Goal: Images do not belong in the copy. Retype all the entries below exactly.

Provided data:
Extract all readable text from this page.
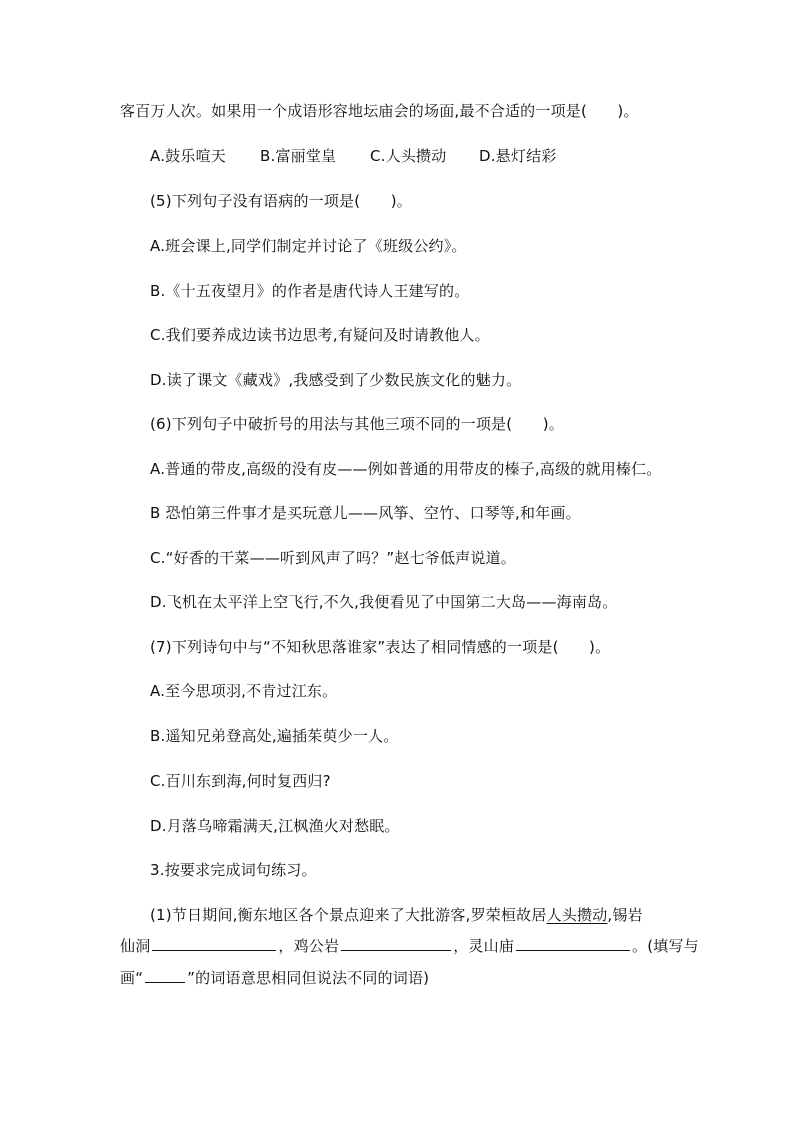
客百万人次。如果用一个成语形容地坛庙会的场面,最不合适的一项是(　　)。
A.鼓乐喧天 B.富丽堂皇 C.人头攒动 D.悬灯结彩
(5)下列句子没有语病的一项是(　　)。
A.班会课上,同学们制定并讨论了《班级公约》。
B.《十五夜望月》的作者是唐代诗人王建写的。
C.我们要养成边读书边思考,有疑问及时请教他人。
D.读了课文《藏戏》,我感受到了少数民族文化的魅力。
(6)下列句子中破折号的用法与其他三项不同的一项是(　　)。
A.普通的带皮,高级的没有皮——例如普通的用带皮的榛子,高级的就用榛仁。
B 恐怕第三件事才是买玩意儿——风筝、空竹、口琴等,和年画。
C.“好香的干菜——听到风声了吗？”赵七爷低声说道。
D.飞机在太平洋上空飞行,不久,我便看见了中国第二大岛——海南岛。
(7)下列诗句中与“不知秋思落谁家”表达了相同情感的一项是(　　)。
A.至今思项羽,不肯过江东。
B.遥知兄弟登高处,遍插茱萸少一人。
C.百川东到海,何时复西归?
D.月落乌啼霜满天,江枫渔火对愁眠。
3.按要求完成词句练习。
(1)节日期间,衡东地区各个景点迎来了大批游客,罗荣桓故居人头攒动,锡岩
仙洞	，鸡公岩	，灵山庙	。(填写与
画“	”的词语意思相同但说法不同的词语)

Complete answer:
Extract all readable text from this page.
客百万人次。如果用一个成语形容地坛庙会的场面,最不合适的一项是(　　)。
A.鼓乐喧天 B.富丽堂皇 C.人头攒动 D.悬灯结彩
(5)下列句子没有语病的一项是(　　)。
A.班会课上,同学们制定并讨论了《班级公约》。
B.《十五夜望月》的作者是唐代诗人王建写的。
C.我们要养成边读书边思考,有疑问及时请教他人。
D.读了课文《藏戏》,我感受到了少数民族文化的魅力。
(6)下列句子中破折号的用法与其他三项不同的一项是(　　)。
A.普通的带皮,高级的没有皮——例如普通的用带皮的榛子,高级的就用榛仁。
B 恐怕第三件事才是买玩意儿——风筝、空竹、口琴等,和年画。
C.“好香的干菜——听到风声了吗？”赵七爷低声说道。
D.飞机在太平洋上空飞行,不久,我便看见了中国第二大岛——海南岛。
(7)下列诗句中与“不知秋思落谁家”表达了相同情感的一项是(　　)。
A.至今思项羽,不肯过江东。
B.遥知兄弟登高处,遍插茱萸少一人。
C.百川东到海,何时复西归?
D.月落乌啼霜满天,江枫渔火对愁眠。
3.按要求完成词句练习。
(1)节日期间,衡东地区各个景点迎来了大批游客,罗荣桓故居人头攒动,锡岩
仙洞	，鸡公岩	，灵山庙	。(填写与
画“	”的词语意思相同但说法不同的词语)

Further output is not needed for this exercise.